===== Data rows =====

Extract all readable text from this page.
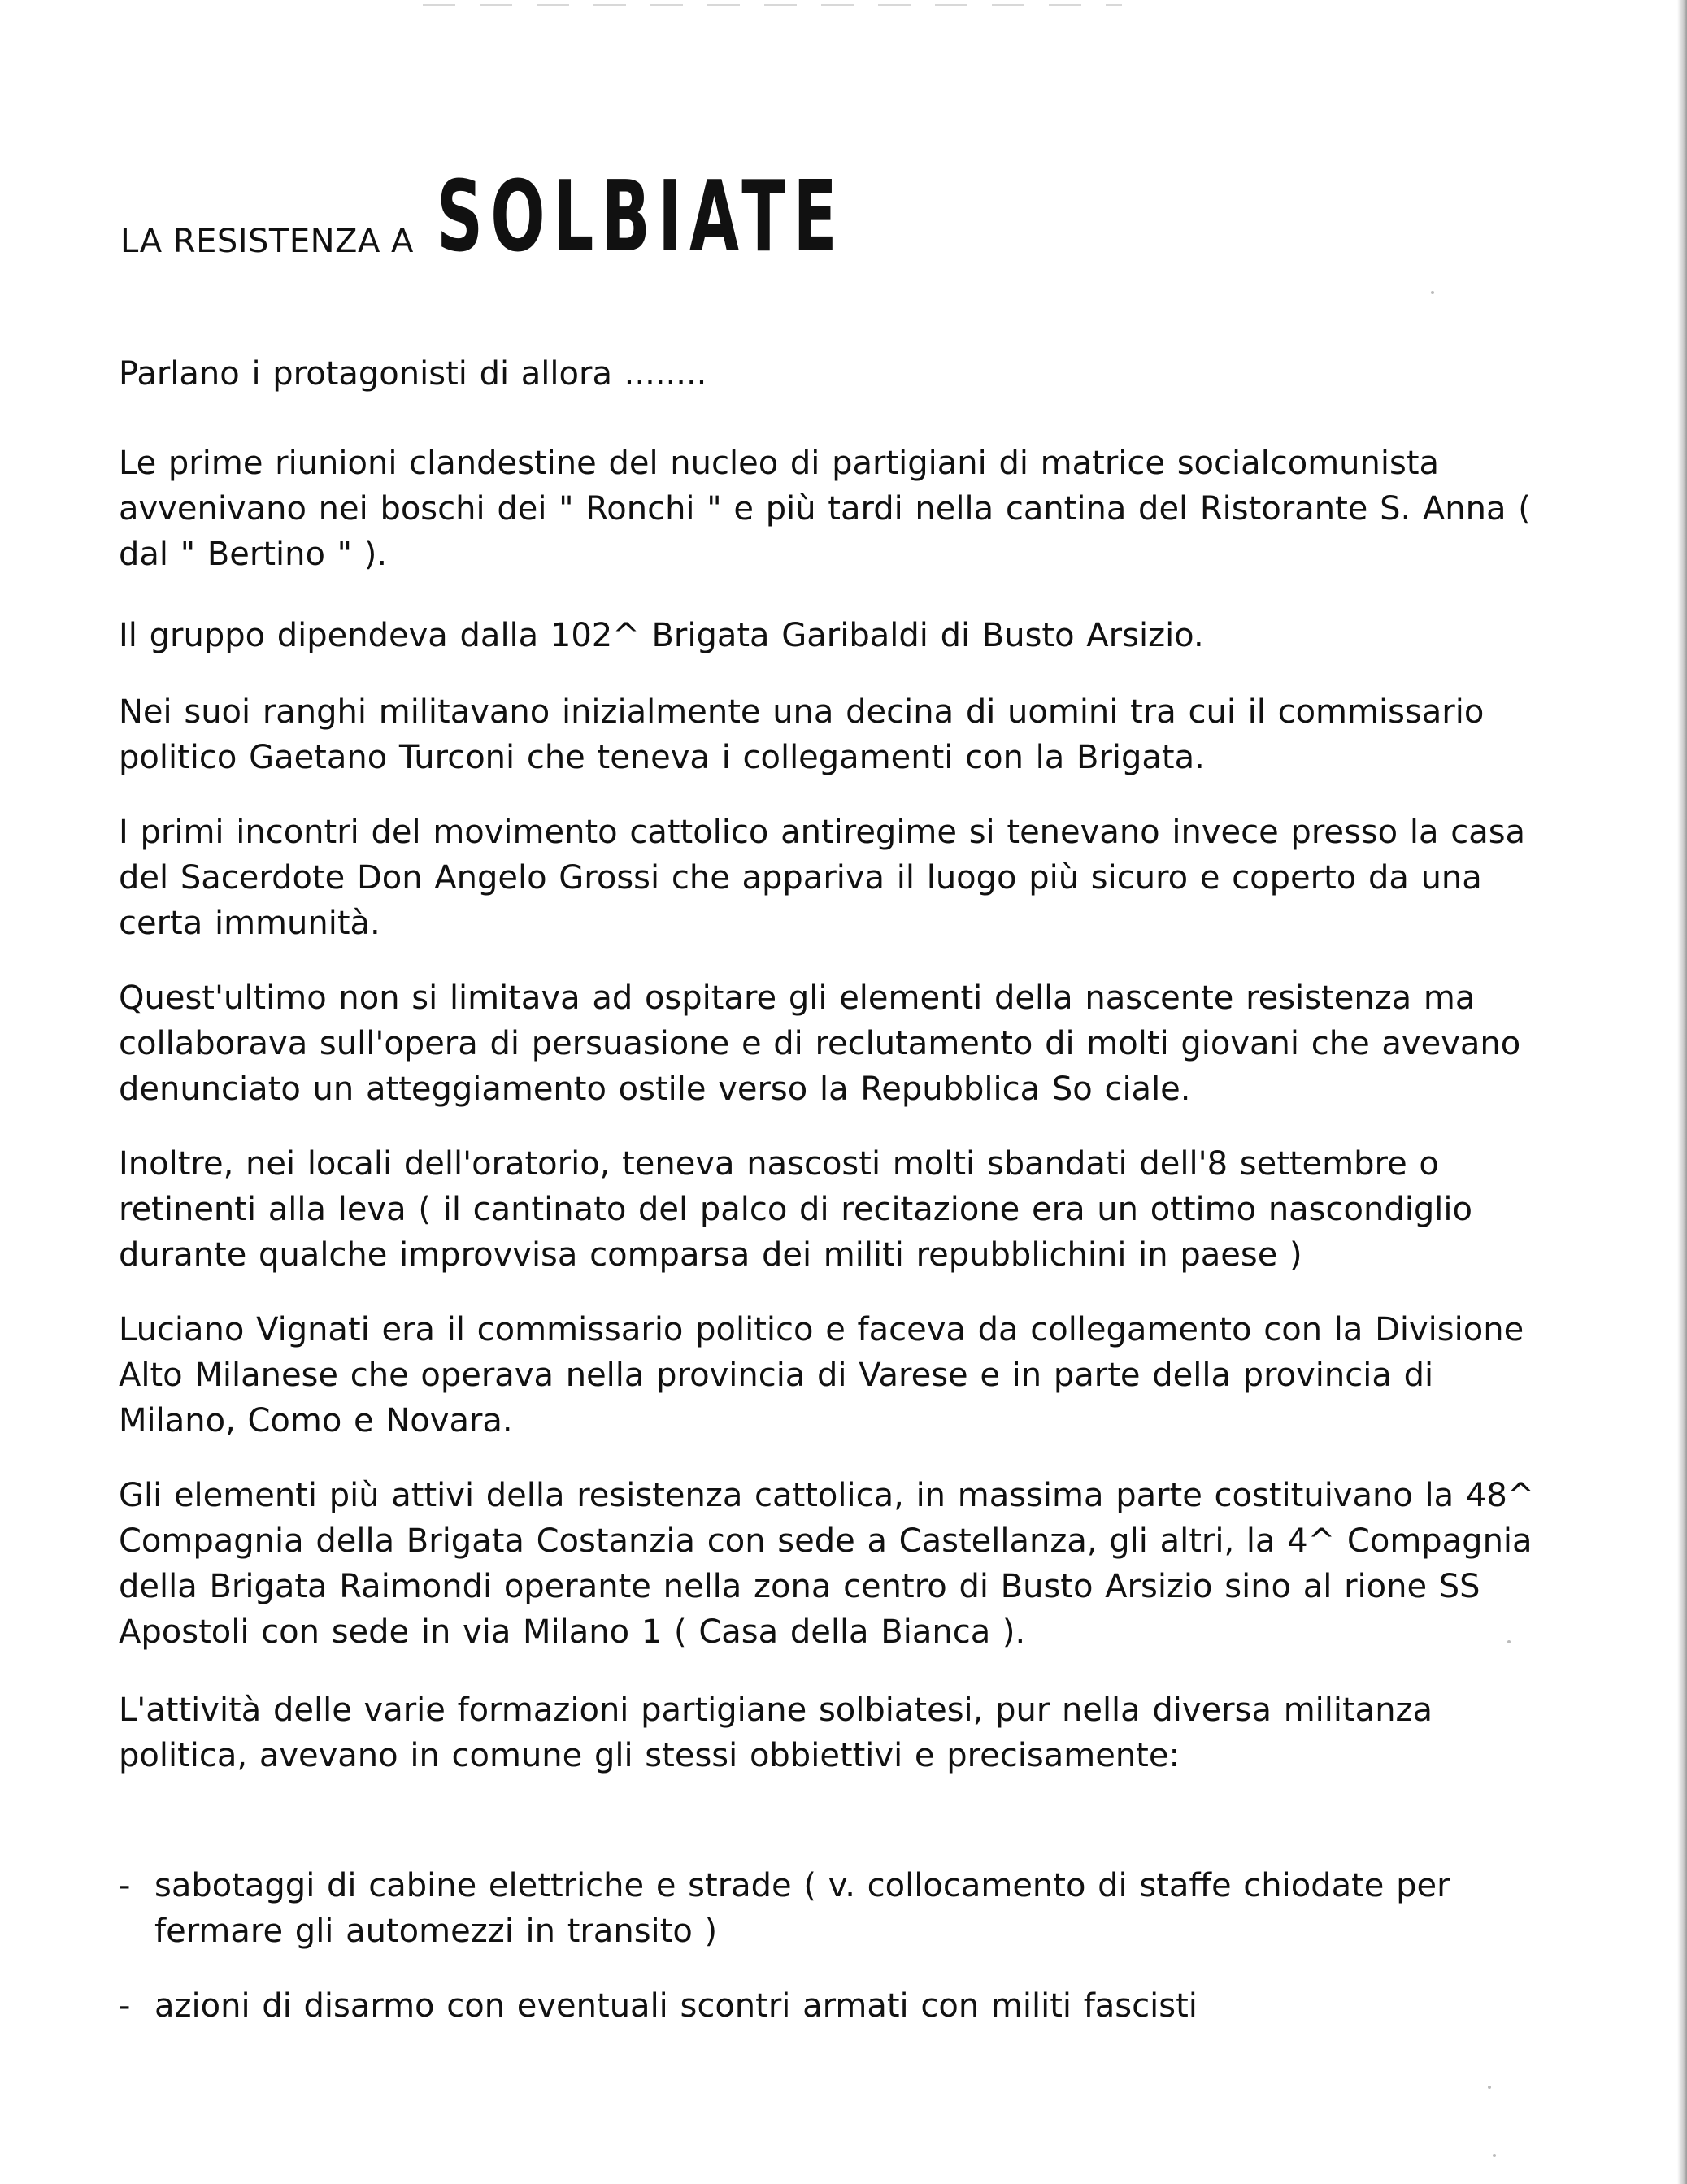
LA RESISTENZA A SOLBIATE
Parlano i protagonisti di allora ........
Le prime riunioni clandestine del nucleo di partigiani di matrice socialcomunista avvenivano nei boschi dei " Ronchi " e più tardi nella cantina del Ristorante S. Anna ( dal " Bertino " ).
Il gruppo dipendeva dalla 102^ Brigata Garibaldi di Busto Arsizio.
Nei suoi ranghi militavano inizialmente una decina di uomini tra cui il commissario politico Gaetano Turconi che teneva i collegamenti con la Brigata.
I primi incontri del movimento cattolico antiregime si tenevano invece presso la casa del Sacerdote Don Angelo Grossi che appariva il luogo più sicuro e coperto da una certa immunità.
Quest'ultimo non si limitava ad ospitare gli elementi della nascente resistenza ma collaborava sull'opera di persuasione e di reclutamento di molti giovani che avevano denunciato un atteggiamento ostile verso la Repubblica So ciale.
Inoltre, nei locali dell'oratorio, teneva nascosti molti sbandati dell'8 settembre o retinenti alla leva ( il cantinato del palco di recitazione era un ottimo nascondiglio durante qualche improvvisa comparsa dei militi repubblichini in paese )
Luciano Vignati era il commissario politico e faceva da collegamento con la Divisione Alto Milanese che operava nella provincia di Varese e in parte della provincia di Milano, Como e Novara.
Gli elementi più attivi della resistenza cattolica, in massima parte costituivano la 48^ Compagnia della Brigata Costanzia con sede a Castellanza, gli altri, la 4^ Compagnia della Brigata Raimondi operante nella zona centro di Busto Arsizio sino al rione SS Apostoli con sede in via Milano 1 ( Casa della Bianca ).
L'attività delle varie formazioni partigiane solbiatesi, pur nella diversa militanza politica, avevano in comune gli stessi obbiettivi e precisamente:
- sabotaggi di cabine elettriche e strade ( v. collocamento di staffe chiodate per fermare gli automezzi in transito )
- azioni di disarmo con eventuali scontri armati con militi fascisti
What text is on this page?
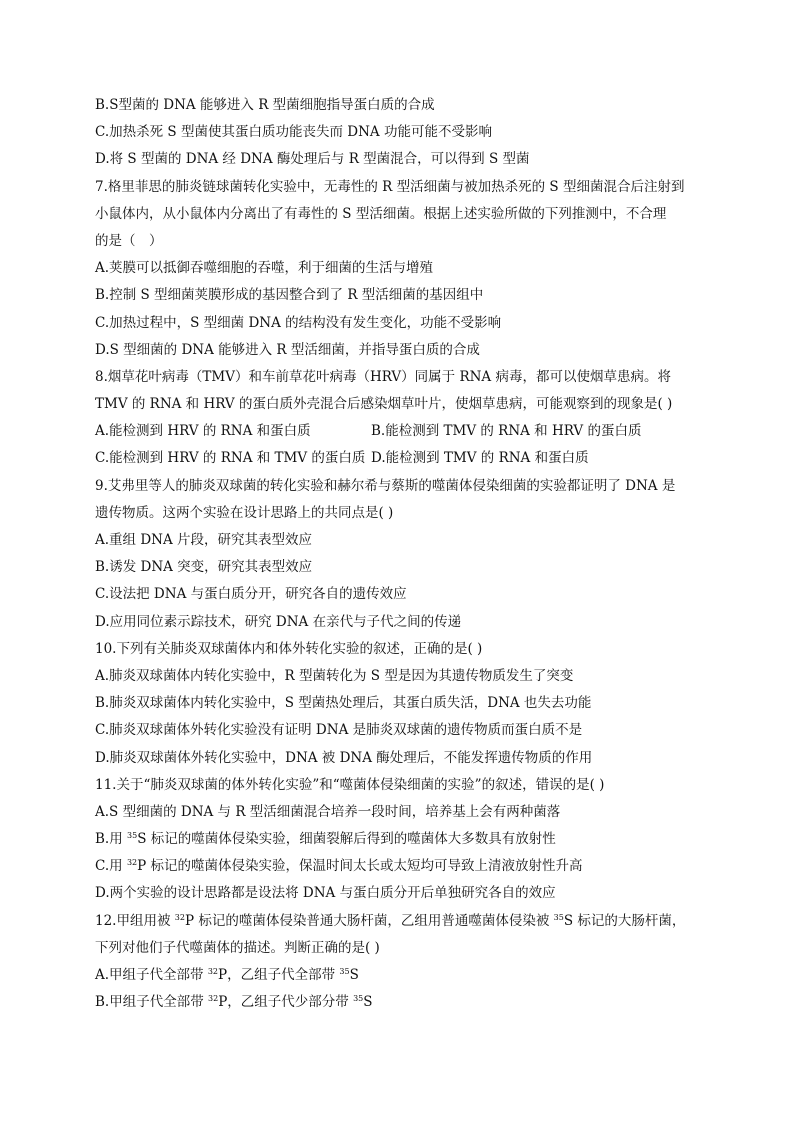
B.S型菌的 DNA 能够进入 R 型菌细胞指导蛋白质的合成
C.加热杀死 S 型菌使其蛋白质功能丧失而 DNA 功能可能不受影响
D.将 S 型菌的 DNA 经 DNA 酶处理后与 R 型菌混合，可以得到 S 型菌
7.格里菲思的肺炎链球菌转化实验中，无毒性的 R 型活细菌与被加热杀死的 S 型细菌混合后注射到
小鼠体内，从小鼠体内分离出了有毒性的 S 型活细菌。根据上述实验所做的下列推测中，不合理
的是（　）
A.荚膜可以抵御吞噬细胞的吞噬，利于细菌的生活与增殖
B.控制 S 型细菌荚膜形成的基因整合到了 R 型活细菌的基因组中
C.加热过程中，S 型细菌 DNA 的结构没有发生变化，功能不受影响
D.S 型细菌的 DNA 能够进入 R 型活细菌，并指导蛋白质的合成
8.烟草花叶病毒（TMV）和车前草花叶病毒（HRV）同属于 RNA 病毒，都可以使烟草患病。将
TMV 的 RNA 和 HRV 的蛋白质外壳混合后感染烟草叶片，使烟草患病，可能观察到的现象是( )
A.能检测到 HRV 的 RNA 和蛋白质	B.能检测到 TMV 的 RNA 和 HRV 的蛋白质
C.能检测到 HRV 的 RNA 和 TMV 的蛋白质 D.能检测到 TMV 的 RNA 和蛋白质
9.艾弗里等人的肺炎双球菌的转化实验和赫尔希与蔡斯的噬菌体侵染细菌的实验都证明了 DNA 是
遗传物质。这两个实验在设计思路上的共同点是( )
A.重组 DNA 片段，研究其表型效应
B.诱发 DNA 突变，研究其表型效应
C.设法把 DNA 与蛋白质分开，研究各自的遗传效应
D.应用同位素示踪技术，研究 DNA 在亲代与子代之间的传递
10.下列有关肺炎双球菌体内和体外转化实验的叙述，正确的是( )
A.肺炎双球菌体内转化实验中，R 型菌转化为 S 型是因为其遗传物质发生了突变
B.肺炎双球菌体内转化实验中，S 型菌热处理后，其蛋白质失活，DNA 也失去功能
C.肺炎双球菌体外转化实验没有证明 DNA 是肺炎双球菌的遗传物质而蛋白质不是
D.肺炎双球菌体外转化实验中，DNA 被 DNA 酶处理后，不能发挥遗传物质的作用
11.关于“肺炎双球菌的体外转化实验”和“噬菌体侵染细菌的实验”的叙述，错误的是( )
A.S 型细菌的 DNA 与 R 型活细菌混合培养一段时间，培养基上会有两种菌落
B.用 $^{35}$S 标记的噬菌体侵染实验，细菌裂解后得到的噬菌体大多数具有放射性
C.用 $^{32}$P 标记的噬菌体侵染实验，保温时间太长或太短均可导致上清液放射性升高
D.两个实验的设计思路都是设法将 DNA 与蛋白质分开后单独研究各自的效应
12.甲组用被 $^{32}$P 标记的噬菌体侵染普通大肠杆菌，乙组用普通噬菌体侵染被 $^{35}$S 标记的大肠杆菌，
下列对他们子代噬菌体的描述。判断正确的是( )
A.甲组子代全部带 $^{32}$P，乙组子代全部带 $^{35}$S
B.甲组子代全部带 $^{32}$P，乙组子代少部分带 $^{35}$S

=====

**Written request:**
Set down the material above as is, without any pictures.

**Answer to this task:**
Extract all readable text from this page.
LA RESISTENZA A SOLBIATE
Parlano i protagonisti di allora ........
Le prime riunioni clandestine del nucleo di partigiani di matrice socialcomunista avvenivano nei boschi dei " Ronchi " e più tardi nella cantina del Ristorante S. Anna ( dal " Bertino " ).
Il gruppo dipendeva dalla 102^ Brigata Garibaldi di Busto Arsizio.
Nei suoi ranghi militavano inizialmente una decina di uomini tra cui il commissario politico Gaetano Turconi che teneva i collegamenti con la Brigata.
I primi incontri del movimento cattolico antiregime si tenevano invece presso la casa del Sacerdote Don Angelo Grossi che appariva il luogo più sicuro e coperto da una certa immunità.
Quest'ultimo non si limitava ad ospitare gli elementi della nascente resistenza ma collaborava sull'opera di persuasione e di reclutamento di molti giovani che avevano denunciato un atteggiamento ostile verso la Repubblica So ciale.
Inoltre, nei locali dell'oratorio, teneva nascosti molti sbandati dell'8 settembre o retinenti alla leva ( il cantinato del palco di recitazione era un ottimo nascondiglio durante qualche improvvisa comparsa dei militi repubblichini in paese )
Luciano Vignati era il commissario politico e faceva da collegamento con la Divisione Alto Milanese che operava nella provincia di Varese e in parte della provincia di Milano, Como e Novara.
Gli elementi più attivi della resistenza cattolica, in massima parte costituivano la 48^ Compagnia della Brigata Costanzia con sede a Castellanza, gli altri, la 4^ Compagnia della Brigata Raimondi operante nella zona centro di Busto Arsizio sino al rione SS Apostoli con sede in via Milano 1 ( Casa della Bianca ).
L'attività delle varie formazioni partigiane solbiatesi, pur nella diversa militanza politica, avevano in comune gli stessi obbiettivi e precisamente:
- sabotaggi di cabine elettriche e strade ( v. collocamento di staffe chiodate per fermare gli automezzi in transito )
- azioni di disarmo con eventuali scontri armati con militi fascisti
What text is on this page?
B.S型菌的 DNA 能够进入 R 型菌细胞指导蛋白质的合成
C.加热杀死 S 型菌使其蛋白质功能丧失而 DNA 功能可能不受影响
D.将 S 型菌的 DNA 经 DNA 酶处理后与 R 型菌混合，可以得到 S 型菌
7.格里菲思的肺炎链球菌转化实验中，无毒性的 R 型活细菌与被加热杀死的 S 型细菌混合后注射到
小鼠体内，从小鼠体内分离出了有毒性的 S 型活细菌。根据上述实验所做的下列推测中，不合理
的是（　）
A.荚膜可以抵御吞噬细胞的吞噬，利于细菌的生活与增殖
B.控制 S 型细菌荚膜形成的基因整合到了 R 型活细菌的基因组中
C.加热过程中，S 型细菌 DNA 的结构没有发生变化，功能不受影响
D.S 型细菌的 DNA 能够进入 R 型活细菌，并指导蛋白质的合成
8.烟草花叶病毒（TMV）和车前草花叶病毒（HRV）同属于 RNA 病毒，都可以使烟草患病。将
TMV 的 RNA 和 HRV 的蛋白质外壳混合后感染烟草叶片，使烟草患病，可能观察到的现象是( )
A.能检测到 HRV 的 RNA 和蛋白质	B.能检测到 TMV 的 RNA 和 HRV 的蛋白质
C.能检测到 HRV 的 RNA 和 TMV 的蛋白质 D.能检测到 TMV 的 RNA 和蛋白质
9.艾弗里等人的肺炎双球菌的转化实验和赫尔希与蔡斯的噬菌体侵染细菌的实验都证明了 DNA 是
遗传物质。这两个实验在设计思路上的共同点是( )
A.重组 DNA 片段，研究其表型效应
B.诱发 DNA 突变，研究其表型效应
C.设法把 DNA 与蛋白质分开，研究各自的遗传效应
D.应用同位素示踪技术，研究 DNA 在亲代与子代之间的传递
10.下列有关肺炎双球菌体内和体外转化实验的叙述，正确的是( )
A.肺炎双球菌体内转化实验中，R 型菌转化为 S 型是因为其遗传物质发生了突变
B.肺炎双球菌体内转化实验中，S 型菌热处理后，其蛋白质失活，DNA 也失去功能
C.肺炎双球菌体外转化实验没有证明 DNA 是肺炎双球菌的遗传物质而蛋白质不是
D.肺炎双球菌体外转化实验中，DNA 被 DNA 酶处理后，不能发挥遗传物质的作用
11.关于“肺炎双球菌的体外转化实验”和“噬菌体侵染细菌的实验”的叙述，错误的是( )
A.S 型细菌的 DNA 与 R 型活细菌混合培养一段时间，培养基上会有两种菌落
B.用 $^{35}$S 标记的噬菌体侵染实验，细菌裂解后得到的噬菌体大多数具有放射性
C.用 $^{32}$P 标记的噬菌体侵染实验，保温时间太长或太短均可导致上清液放射性升高
D.两个实验的设计思路都是设法将 DNA 与蛋白质分开后单独研究各自的效应
12.甲组用被 $^{32}$P 标记的噬菌体侵染普通大肠杆菌，乙组用普通噬菌体侵染被 $^{35}$S 标记的大肠杆菌，
下列对他们子代噬菌体的描述。判断正确的是( )
A.甲组子代全部带 $^{32}$P，乙组子代全部带 $^{35}$S
B.甲组子代全部带 $^{32}$P，乙组子代少部分带 $^{35}$S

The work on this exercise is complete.